▶ REQUIRED TASK: Make an exact copy of all the entries, with the pictures left out.

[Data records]
** Start **
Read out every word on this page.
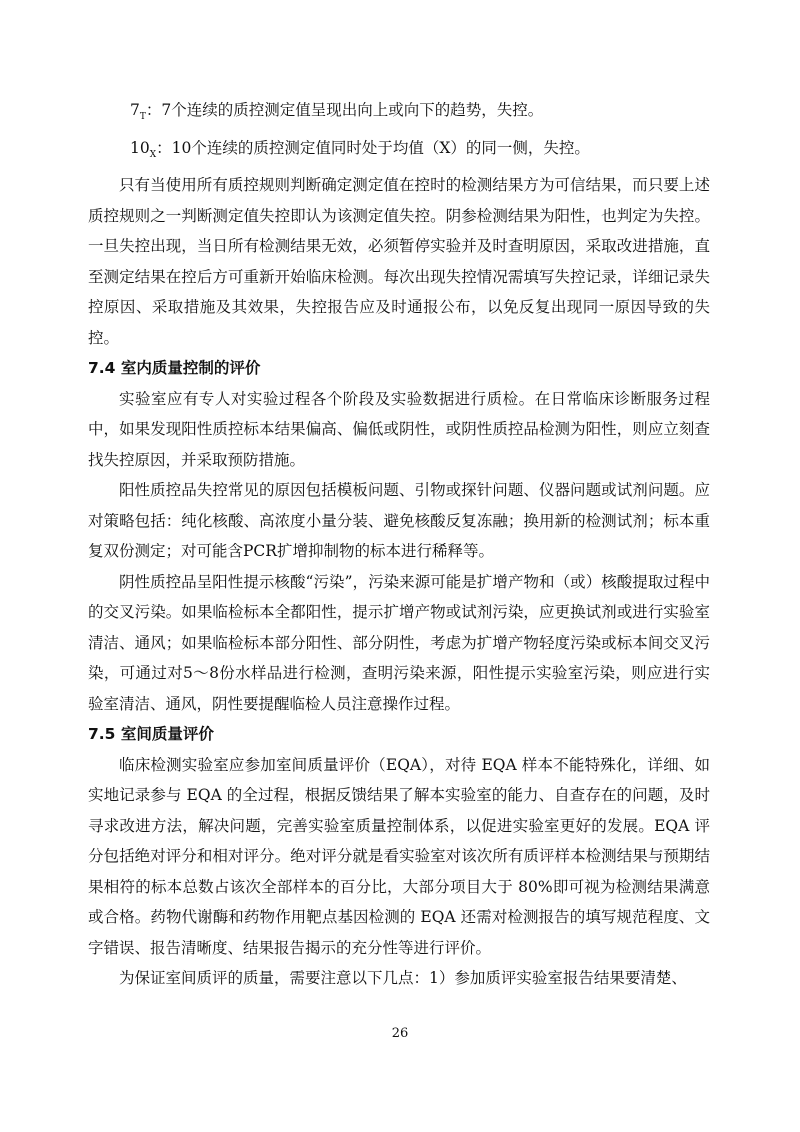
$7_T$：7个连续的质控测定值呈现出向上或向下的趋势，失控。

$10_X$：10个连续的质控测定值同时处于均值（X）的同一侧，失控。

只有当使用所有质控规则判断确定测定值在控时的检测结果方为可信结果，而只要上述质控规则之一判断测定值失控即认为该测定值失控。阴参检测结果为阳性，也判定为失控。一旦失控出现，当日所有检测结果无效，必须暂停实验并及时查明原因，采取改进措施，直至测定结果在控后方可重新开始临床检测。每次出现失控情况需填写失控记录，详细记录失控原因、采取措施及其效果，失控报告应及时通报公布，以免反复出现同一原因导致的失控。

7.4 室内质量控制的评价

实验室应有专人对实验过程各个阶段及实验数据进行质检。在日常临床诊断服务过程中，如果发现阳性质控标本结果偏高、偏低或阴性，或阴性质控品检测为阳性，则应立刻查找失控原因，并采取预防措施。

阳性质控品失控常见的原因包括模板问题、引物或探针问题、仪器问题或试剂问题。应对策略包括：纯化核酸、高浓度小量分装、避免核酸反复冻融；换用新的检测试剂；标本重复双份测定；对可能含PCR扩增抑制物的标本进行稀释等。

阴性质控品呈阳性提示核酸“污染”，污染来源可能是扩增产物和（或）核酸提取过程中的交叉污染。如果临检标本全都阳性，提示扩增产物或试剂污染，应更换试剂或进行实验室清洁、通风；如果临检标本部分阳性、部分阴性，考虑为扩增产物轻度污染或标本间交叉污染，可通过对5～8份水样品进行检测，查明污染来源，阳性提示实验室污染，则应进行实验室清洁、通风，阴性要提醒临检人员注意操作过程。

7.5 室间质量评价

临床检测实验室应参加室间质量评价（EQA），对待 EQA 样本不能特殊化，详细、如实地记录参与 EQA 的全过程，根据反馈结果了解本实验室的能力、自查存在的问题，及时寻求改进方法，解决问题，完善实验室质量控制体系，以促进实验室更好的发展。EQA 评分包括绝对评分和相对评分。绝对评分就是看实验室对该次所有质评样本检测结果与预期结果相符的标本总数占该次全部样本的百分比，大部分项目大于 80%即可视为检测结果满意或合格。药物代谢酶和药物作用靶点基因检测的 EQA 还需对检测报告的填写规范程度、文字错误、报告清晰度、结果报告揭示的充分性等进行评价。

为保证室间质评的质量，需要注意以下几点：1）参加质评实验室报告结果要清楚、

26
** End **
▶ SOLUTION TO THIS PROBLEM:
Read out every word on this page.
$7_T$：7个连续的质控测定值呈现出向上或向下的趋势，失控。

$10_X$：10个连续的质控测定值同时处于均值（X）的同一侧，失控。

只有当使用所有质控规则判断确定测定值在控时的检测结果方为可信结果，而只要上述质控规则之一判断测定值失控即认为该测定值失控。阴参检测结果为阳性，也判定为失控。一旦失控出现，当日所有检测结果无效，必须暂停实验并及时查明原因，采取改进措施，直至测定结果在控后方可重新开始临床检测。每次出现失控情况需填写失控记录，详细记录失控原因、采取措施及其效果，失控报告应及时通报公布，以免反复出现同一原因导致的失控。

7.4 室内质量控制的评价

实验室应有专人对实验过程各个阶段及实验数据进行质检。在日常临床诊断服务过程中，如果发现阳性质控标本结果偏高、偏低或阴性，或阴性质控品检测为阳性，则应立刻查找失控原因，并采取预防措施。

阳性质控品失控常见的原因包括模板问题、引物或探针问题、仪器问题或试剂问题。应对策略包括：纯化核酸、高浓度小量分装、避免核酸反复冻融；换用新的检测试剂；标本重复双份测定；对可能含PCR扩增抑制物的标本进行稀释等。

阴性质控品呈阳性提示核酸“污染”，污染来源可能是扩增产物和（或）核酸提取过程中的交叉污染。如果临检标本全都阳性，提示扩增产物或试剂污染，应更换试剂或进行实验室清洁、通风；如果临检标本部分阳性、部分阴性，考虑为扩增产物轻度污染或标本间交叉污染，可通过对5～8份水样品进行检测，查明污染来源，阳性提示实验室污染，则应进行实验室清洁、通风，阴性要提醒临检人员注意操作过程。

7.5 室间质量评价

临床检测实验室应参加室间质量评价（EQA），对待 EQA 样本不能特殊化，详细、如实地记录参与 EQA 的全过程，根据反馈结果了解本实验室的能力、自查存在的问题，及时寻求改进方法，解决问题，完善实验室质量控制体系，以促进实验室更好的发展。EQA 评分包括绝对评分和相对评分。绝对评分就是看实验室对该次所有质评样本检测结果与预期结果相符的标本总数占该次全部样本的百分比，大部分项目大于 80%即可视为检测结果满意或合格。药物代谢酶和药物作用靶点基因检测的 EQA 还需对检测报告的填写规范程度、文字错误、报告清晰度、结果报告揭示的充分性等进行评价。

为保证室间质评的质量，需要注意以下几点：1）参加质评实验室报告结果要清楚、

26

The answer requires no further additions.